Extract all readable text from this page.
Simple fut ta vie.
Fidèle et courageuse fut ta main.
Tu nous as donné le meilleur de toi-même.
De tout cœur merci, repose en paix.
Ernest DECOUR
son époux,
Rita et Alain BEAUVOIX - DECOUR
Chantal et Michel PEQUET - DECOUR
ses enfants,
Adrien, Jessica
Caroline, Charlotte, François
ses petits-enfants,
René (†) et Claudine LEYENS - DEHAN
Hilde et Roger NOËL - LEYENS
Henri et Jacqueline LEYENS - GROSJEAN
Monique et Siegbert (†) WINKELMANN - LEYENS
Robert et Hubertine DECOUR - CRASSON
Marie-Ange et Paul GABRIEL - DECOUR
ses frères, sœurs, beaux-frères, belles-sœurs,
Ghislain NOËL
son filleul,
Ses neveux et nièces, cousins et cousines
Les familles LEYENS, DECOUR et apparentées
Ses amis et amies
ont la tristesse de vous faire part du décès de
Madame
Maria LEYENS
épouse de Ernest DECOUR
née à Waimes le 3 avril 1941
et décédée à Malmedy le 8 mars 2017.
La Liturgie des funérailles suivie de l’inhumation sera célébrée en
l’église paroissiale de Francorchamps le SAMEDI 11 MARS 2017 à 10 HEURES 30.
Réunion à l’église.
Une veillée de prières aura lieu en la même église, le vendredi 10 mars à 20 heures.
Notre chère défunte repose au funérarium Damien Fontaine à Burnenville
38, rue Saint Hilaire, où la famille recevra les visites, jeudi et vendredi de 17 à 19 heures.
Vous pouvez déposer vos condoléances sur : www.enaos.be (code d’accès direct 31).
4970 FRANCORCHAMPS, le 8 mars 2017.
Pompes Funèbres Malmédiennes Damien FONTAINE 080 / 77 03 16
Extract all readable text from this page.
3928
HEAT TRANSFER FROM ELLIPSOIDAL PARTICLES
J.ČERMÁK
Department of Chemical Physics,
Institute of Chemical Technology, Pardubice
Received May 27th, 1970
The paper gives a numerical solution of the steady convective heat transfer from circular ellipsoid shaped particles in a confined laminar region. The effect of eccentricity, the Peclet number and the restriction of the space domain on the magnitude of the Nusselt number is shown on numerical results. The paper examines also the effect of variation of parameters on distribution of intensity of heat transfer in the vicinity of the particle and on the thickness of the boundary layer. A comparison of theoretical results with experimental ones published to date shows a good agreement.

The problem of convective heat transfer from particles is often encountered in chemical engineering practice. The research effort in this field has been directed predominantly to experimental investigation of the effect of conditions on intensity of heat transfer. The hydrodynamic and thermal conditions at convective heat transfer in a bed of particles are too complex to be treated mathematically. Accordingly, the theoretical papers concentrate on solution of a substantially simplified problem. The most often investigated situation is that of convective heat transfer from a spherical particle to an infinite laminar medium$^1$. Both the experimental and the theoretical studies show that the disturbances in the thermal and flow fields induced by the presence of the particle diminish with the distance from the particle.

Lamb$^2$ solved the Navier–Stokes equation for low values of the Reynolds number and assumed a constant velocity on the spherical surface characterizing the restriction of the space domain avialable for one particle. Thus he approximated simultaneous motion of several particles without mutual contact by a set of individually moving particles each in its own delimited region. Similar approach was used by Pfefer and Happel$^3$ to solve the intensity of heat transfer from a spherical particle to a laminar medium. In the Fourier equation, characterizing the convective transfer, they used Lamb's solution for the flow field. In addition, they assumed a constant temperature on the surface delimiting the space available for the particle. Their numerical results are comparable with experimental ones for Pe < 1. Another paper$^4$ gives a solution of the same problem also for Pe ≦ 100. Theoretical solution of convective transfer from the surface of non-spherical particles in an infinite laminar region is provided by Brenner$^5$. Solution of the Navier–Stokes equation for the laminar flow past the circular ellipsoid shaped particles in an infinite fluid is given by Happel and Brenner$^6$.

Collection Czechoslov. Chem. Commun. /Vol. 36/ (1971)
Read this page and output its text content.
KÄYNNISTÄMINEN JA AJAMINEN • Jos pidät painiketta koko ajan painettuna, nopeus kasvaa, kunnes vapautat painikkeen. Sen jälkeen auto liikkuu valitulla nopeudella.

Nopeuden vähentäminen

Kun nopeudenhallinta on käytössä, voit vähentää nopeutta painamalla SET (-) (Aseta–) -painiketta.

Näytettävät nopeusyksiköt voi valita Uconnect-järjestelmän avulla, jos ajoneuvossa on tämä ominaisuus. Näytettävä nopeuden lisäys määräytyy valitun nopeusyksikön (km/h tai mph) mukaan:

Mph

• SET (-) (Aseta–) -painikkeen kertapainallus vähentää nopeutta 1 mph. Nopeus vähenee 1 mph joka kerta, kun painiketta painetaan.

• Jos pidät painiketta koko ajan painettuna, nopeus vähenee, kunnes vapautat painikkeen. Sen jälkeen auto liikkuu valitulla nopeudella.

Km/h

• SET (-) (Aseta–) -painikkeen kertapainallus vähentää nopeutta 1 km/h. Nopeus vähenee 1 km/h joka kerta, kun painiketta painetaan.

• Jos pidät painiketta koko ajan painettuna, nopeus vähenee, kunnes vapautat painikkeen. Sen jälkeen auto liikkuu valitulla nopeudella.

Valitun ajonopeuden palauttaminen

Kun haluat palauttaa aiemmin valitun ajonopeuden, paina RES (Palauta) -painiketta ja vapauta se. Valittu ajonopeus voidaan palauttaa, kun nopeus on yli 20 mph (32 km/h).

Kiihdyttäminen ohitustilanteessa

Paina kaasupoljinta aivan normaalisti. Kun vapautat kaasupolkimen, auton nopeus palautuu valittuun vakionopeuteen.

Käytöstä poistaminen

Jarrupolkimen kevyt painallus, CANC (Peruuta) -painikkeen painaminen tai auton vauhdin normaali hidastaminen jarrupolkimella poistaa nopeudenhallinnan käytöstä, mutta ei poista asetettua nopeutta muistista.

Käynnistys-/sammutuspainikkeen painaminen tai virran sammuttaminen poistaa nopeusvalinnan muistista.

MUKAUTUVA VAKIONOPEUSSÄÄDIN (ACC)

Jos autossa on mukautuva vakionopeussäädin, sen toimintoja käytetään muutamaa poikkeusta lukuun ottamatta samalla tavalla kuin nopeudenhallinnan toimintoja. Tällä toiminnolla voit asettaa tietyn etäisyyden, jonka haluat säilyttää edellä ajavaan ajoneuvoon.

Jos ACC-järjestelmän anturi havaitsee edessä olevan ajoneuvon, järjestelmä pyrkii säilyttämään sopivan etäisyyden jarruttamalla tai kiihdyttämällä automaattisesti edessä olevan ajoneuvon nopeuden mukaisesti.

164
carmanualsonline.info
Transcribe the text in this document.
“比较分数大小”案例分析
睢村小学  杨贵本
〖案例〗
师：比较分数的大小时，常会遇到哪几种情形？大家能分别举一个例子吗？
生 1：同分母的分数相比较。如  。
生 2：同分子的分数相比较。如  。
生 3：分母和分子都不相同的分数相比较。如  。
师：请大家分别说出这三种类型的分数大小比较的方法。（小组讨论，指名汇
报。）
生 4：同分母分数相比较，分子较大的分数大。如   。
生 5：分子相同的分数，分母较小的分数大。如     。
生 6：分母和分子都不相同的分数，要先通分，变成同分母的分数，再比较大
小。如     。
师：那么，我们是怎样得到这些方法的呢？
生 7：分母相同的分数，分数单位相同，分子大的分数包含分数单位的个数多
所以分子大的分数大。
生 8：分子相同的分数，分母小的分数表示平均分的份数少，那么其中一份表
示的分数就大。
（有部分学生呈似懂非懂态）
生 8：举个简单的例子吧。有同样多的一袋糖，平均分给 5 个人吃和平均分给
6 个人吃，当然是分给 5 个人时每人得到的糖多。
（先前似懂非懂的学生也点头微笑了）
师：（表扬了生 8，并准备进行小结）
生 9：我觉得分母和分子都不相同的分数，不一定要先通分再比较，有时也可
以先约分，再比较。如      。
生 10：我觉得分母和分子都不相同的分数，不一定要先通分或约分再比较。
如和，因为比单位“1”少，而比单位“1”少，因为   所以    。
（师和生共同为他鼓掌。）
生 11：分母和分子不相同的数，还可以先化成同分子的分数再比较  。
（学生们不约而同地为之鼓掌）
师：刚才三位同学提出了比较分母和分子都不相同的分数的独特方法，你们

^^^^

- DESCRIPTION OF THE TASK
Gather each line in the data that holds the string "auton".

- COMPLETE RESPONSE
Paina kaasupoljinta aivan normaalisti. Kun vapautat kaasupolkimen, auton nopeus palautuu valittuun vakionopeuteen.
Jarrupolkimen kevyt painallus, CANC (Peruuta) -painikkeen painaminen tai auton vauhdin normaali hidastaminen jarrupolkimella poistaa nopeudenhallinnan käytöstä, mutta ei poista asetettua nopeutta muistista.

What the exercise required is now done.